Exercise. Drop the pictures from the entries below, then reproduce the rest exactly.

Data supplied.
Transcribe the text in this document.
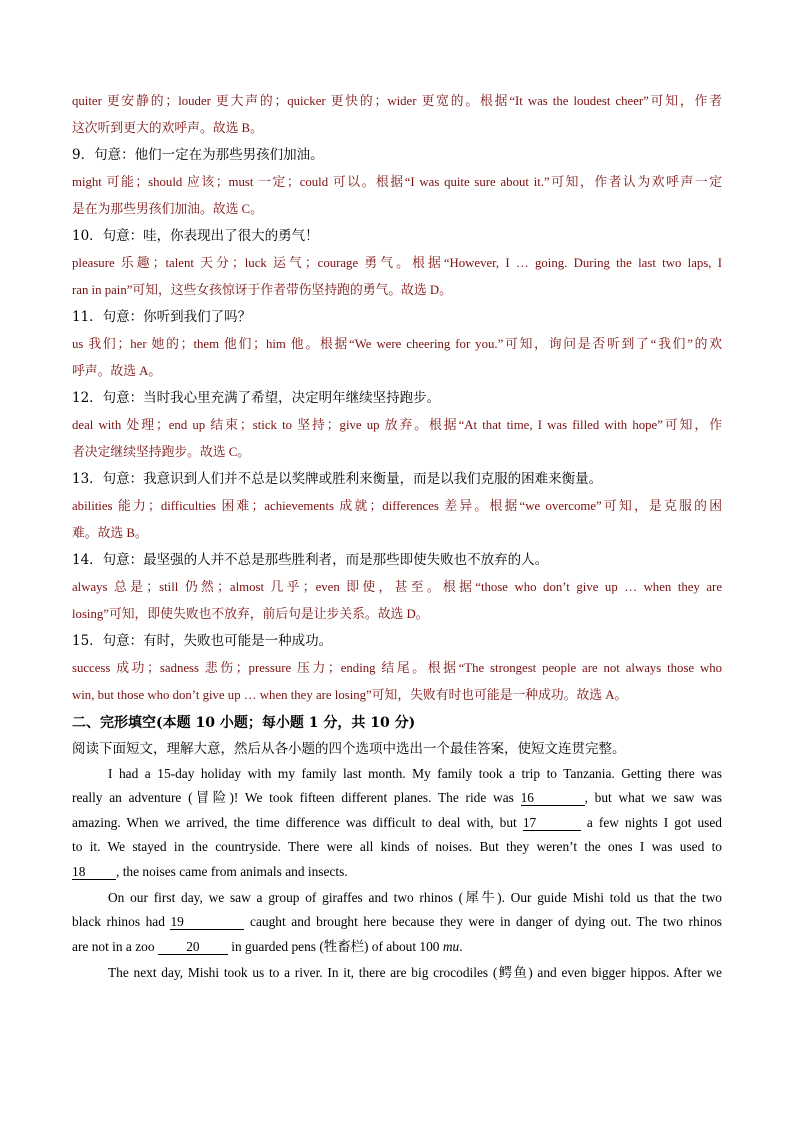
quiter 更安静的；louder 更大声的；quicker 更快的；wider 更宽的。根据“It was the loudest cheer”可知，作者
这次听到更大的欢呼声。故选 B。
9．句意：他们一定在为那些男孩们加油。
might 可能；should 应该；must 一定；could 可以。根据“I was quite sure about it.”可知，作者认为欢呼声一定
是在为那些男孩们加油。故选 C。
10．句意：哇，你表现出了很大的勇气！
pleasure 乐趣；talent 天分；luck 运气；courage 勇气。根据“However, I … going. During the last two laps, I
ran in pain”可知，这些女孩惊讶于作者带伤坚持跑的勇气。故选 D。
11．句意：你听到我们了吗？
us 我们；her 她的；them 他们；him 他。根据“We were cheering for you.”可知，询问是否听到了“我们”的欢
呼声。故选 A。
12．句意：当时我心里充满了希望，决定明年继续坚持跑步。
deal with 处理；end up 结束；stick to 坚持；give up 放弃。根据“At that time, I was filled with hope”可知，作
者决定继续坚持跑步。故选 C。
13．句意：我意识到人们并不总是以奖牌或胜利来衡量，而是以我们克服的困难来衡量。
abilities 能力；difficulties 困难；achievements 成就；differences 差异。根据“we overcome”可知，是克服的困
难。故选 B。
14．句意：最坚强的人并不总是那些胜利者，而是那些即使失败也不放弃的人。
always 总是；still 仍然；almost 几乎；even 即使，甚至。根据“those who don’t give up … when they are
losing”可知，即使失败也不放弃，前后句是让步关系。故选 D。
15．句意：有时，失败也可能是一种成功。
success 成功；sadness 悲伤；pressure 压力；ending 结尾。根据“The strongest people are not always those who
win, but those who don’t give up … when they are losing”可知，失败有时也可能是一种成功。故选 A。
二、完形填空(本题 10 小题；每小题 1 分，共 10 分)
阅读下面短文，理解大意，然后从各小题的四个选项中选出一个最佳答案，使短文连贯完整。
I had a 15-day holiday with my family last month. My family took a trip to Tanzania. Getting there was
really an adventure (冒险)! We took fifteen different planes. The ride was 16	, but what we saw was
amazing. When we arrived, the time difference was difficult to deal with, but 17	a few nights I got used
to it. We stayed in the countryside. There were all kinds of noises. But they weren’t the ones I was used to
18 , the noises came from animals and insects.
On our first day, we saw a group of giraffes and two rhinos (犀牛). Our guide Mishi told us that the two
black rhinos had 19	caught and brought here because they were in danger of dying out. The two rhinos
are not in a zoo 20 in guarded pens (牲畜栏) of about 100 mu.
The next day, Mishi took us to a river. In it, there are big crocodiles (鳄鱼) and even bigger hippos. After we
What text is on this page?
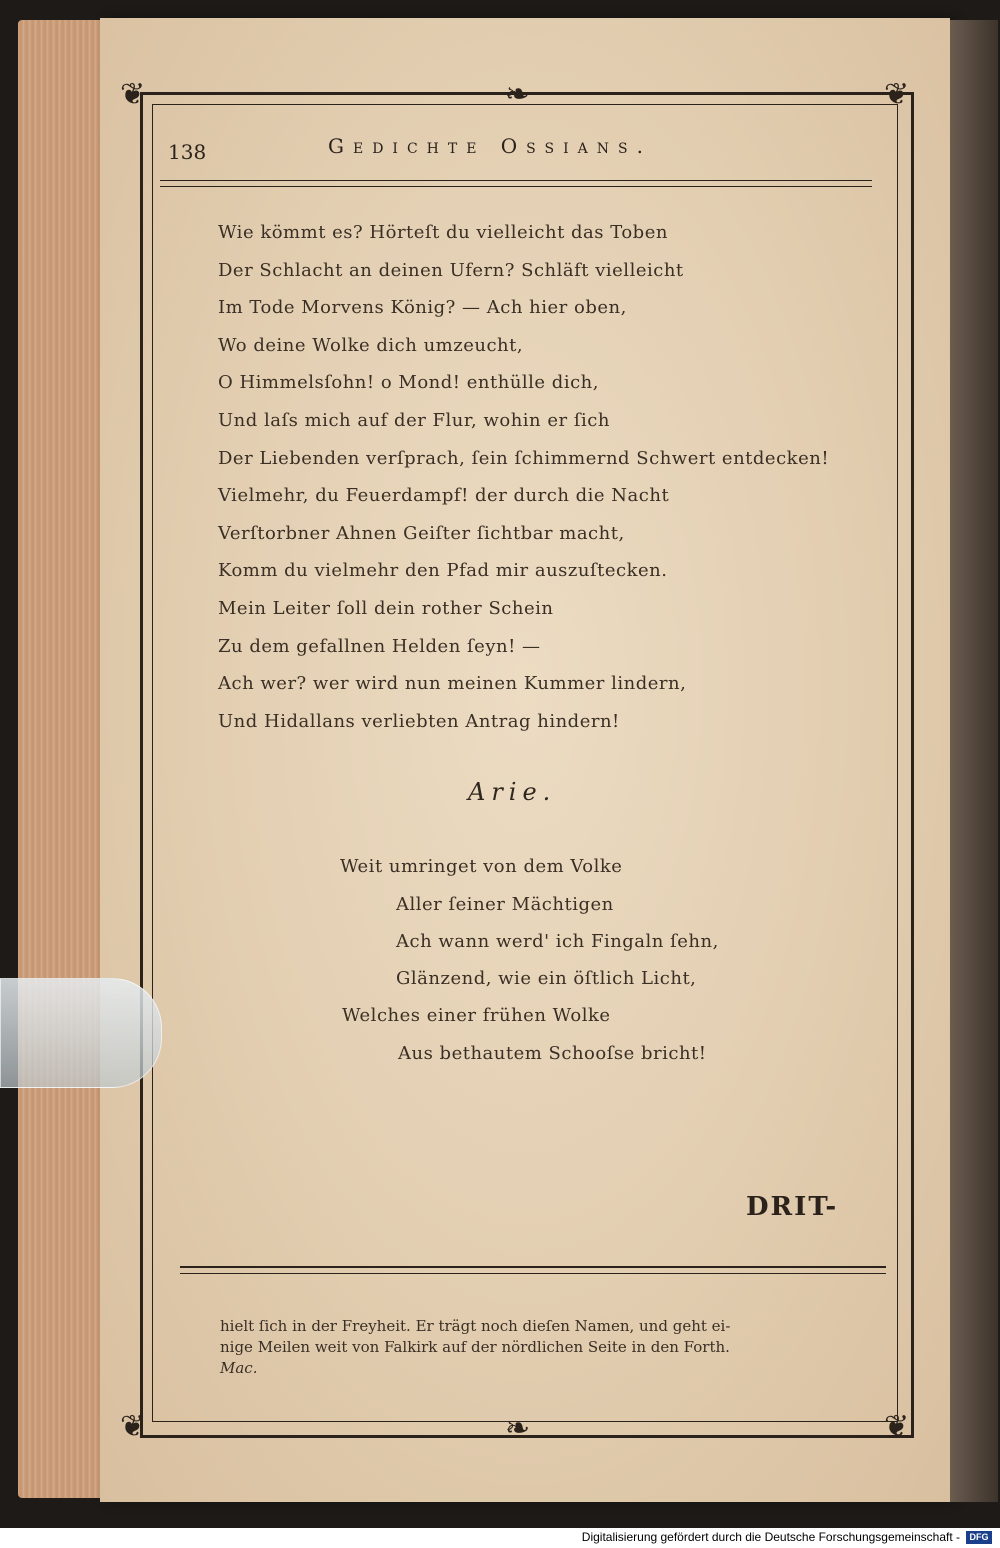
❦	❦
❦	❦
❧
❧
138	Gedichte Ossians.
Wie kömmt es? Hörteſt du vielleicht das Toben
Der Schlacht an deinen Ufern? Schläft vielleicht
Im Tode Morvens König? — Ach hier oben,
Wo deine Wolke dich umzeucht,
O Himmelsſohn! o Mond! enthülle dich,
Und laſs mich auf der Flur, wohin er ſich
Der Liebenden verſprach, ſein ſchimmernd Schwert entdecken!
Vielmehr, du Feuerdampf! der durch die Nacht
Verſtorbner Ahnen Geiſter ſichtbar macht,
Komm du vielmehr den Pfad mir auszuſtecken.
Mein Leiter ſoll dein rother Schein
Zu dem gefallnen Helden ſeyn! —
Ach wer? wer wird nun meinen Kummer lindern,
Und Hidallans verliebten Antrag hindern!
Arie.
Weit umringet von dem Volke
Aller ſeiner Mächtigen
Ach wann werd' ich Fingaln ſehn,
Glänzend, wie ein öſtlich Licht,
Welches einer frühen Wolke
Aus bethautem Schooſse bricht!
DRIT-
hielt ſich in der Freyheit. Er trägt noch dieſen Namen, und geht ei-
nige Meilen weit von Falkirk auf der nördlichen Seite in den Forth.
Mac.
Digitalisierung gefördert durch die Deutsche Forschungsgemeinschaft -	DFG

Completed task.
Transcribe the text in this document.
quiter 更安静的；louder 更大声的；quicker 更快的；wider 更宽的。根据“It was the loudest cheer”可知，作者
这次听到更大的欢呼声。故选 B。
9．句意：他们一定在为那些男孩们加油。
might 可能；should 应该；must 一定；could 可以。根据“I was quite sure about it.”可知，作者认为欢呼声一定
是在为那些男孩们加油。故选 C。
10．句意：哇，你表现出了很大的勇气！
pleasure 乐趣；talent 天分；luck 运气；courage 勇气。根据“However, I … going. During the last two laps, I
ran in pain”可知，这些女孩惊讶于作者带伤坚持跑的勇气。故选 D。
11．句意：你听到我们了吗？
us 我们；her 她的；them 他们；him 他。根据“We were cheering for you.”可知，询问是否听到了“我们”的欢
呼声。故选 A。
12．句意：当时我心里充满了希望，决定明年继续坚持跑步。
deal with 处理；end up 结束；stick to 坚持；give up 放弃。根据“At that time, I was filled with hope”可知，作
者决定继续坚持跑步。故选 C。
13．句意：我意识到人们并不总是以奖牌或胜利来衡量，而是以我们克服的困难来衡量。
abilities 能力；difficulties 困难；achievements 成就；differences 差异。根据“we overcome”可知，是克服的困
难。故选 B。
14．句意：最坚强的人并不总是那些胜利者，而是那些即使失败也不放弃的人。
always 总是；still 仍然；almost 几乎；even 即使，甚至。根据“those who don’t give up … when they are
losing”可知，即使失败也不放弃，前后句是让步关系。故选 D。
15．句意：有时，失败也可能是一种成功。
success 成功；sadness 悲伤；pressure 压力；ending 结尾。根据“The strongest people are not always those who
win, but those who don’t give up … when they are losing”可知，失败有时也可能是一种成功。故选 A。
二、完形填空(本题 10 小题；每小题 1 分，共 10 分)
阅读下面短文，理解大意，然后从各小题的四个选项中选出一个最佳答案，使短文连贯完整。
I had a 15-day holiday with my family last month. My family took a trip to Tanzania. Getting there was
really an adventure (冒险)! We took fifteen different planes. The ride was 16	, but what we saw was
amazing. When we arrived, the time difference was difficult to deal with, but 17	a few nights I got used
to it. We stayed in the countryside. There were all kinds of noises. But they weren’t the ones I was used to
18 , the noises came from animals and insects.
On our first day, we saw a group of giraffes and two rhinos (犀牛). Our guide Mishi told us that the two
black rhinos had 19	caught and brought here because they were in danger of dying out. The two rhinos
are not in a zoo 20 in guarded pens (牲畜栏) of about 100 mu.
The next day, Mishi took us to a river. In it, there are big crocodiles (鳄鱼) and even bigger hippos. After we
What text is on this page?
❦	❦
❦	❦
❧
❧
138	Gedichte Ossians.
Wie kömmt es? Hörteſt du vielleicht das Toben
Der Schlacht an deinen Ufern? Schläft vielleicht
Im Tode Morvens König? — Ach hier oben,
Wo deine Wolke dich umzeucht,
O Himmelsſohn! o Mond! enthülle dich,
Und laſs mich auf der Flur, wohin er ſich
Der Liebenden verſprach, ſein ſchimmernd Schwert entdecken!
Vielmehr, du Feuerdampf! der durch die Nacht
Verſtorbner Ahnen Geiſter ſichtbar macht,
Komm du vielmehr den Pfad mir auszuſtecken.
Mein Leiter ſoll dein rother Schein
Zu dem gefallnen Helden ſeyn! —
Ach wer? wer wird nun meinen Kummer lindern,
Und Hidallans verliebten Antrag hindern!
Arie.
Weit umringet von dem Volke
Aller ſeiner Mächtigen
Ach wann werd' ich Fingaln ſehn,
Glänzend, wie ein öſtlich Licht,
Welches einer frühen Wolke
Aus bethautem Schooſse bricht!
DRIT-
hielt ſich in der Freyheit. Er trägt noch dieſen Namen, und geht ei-
nige Meilen weit von Falkirk auf der nördlichen Seite in den Forth.
Mac.
Digitalisierung gefördert durch die Deutsche Forschungsgemeinschaft -	DFG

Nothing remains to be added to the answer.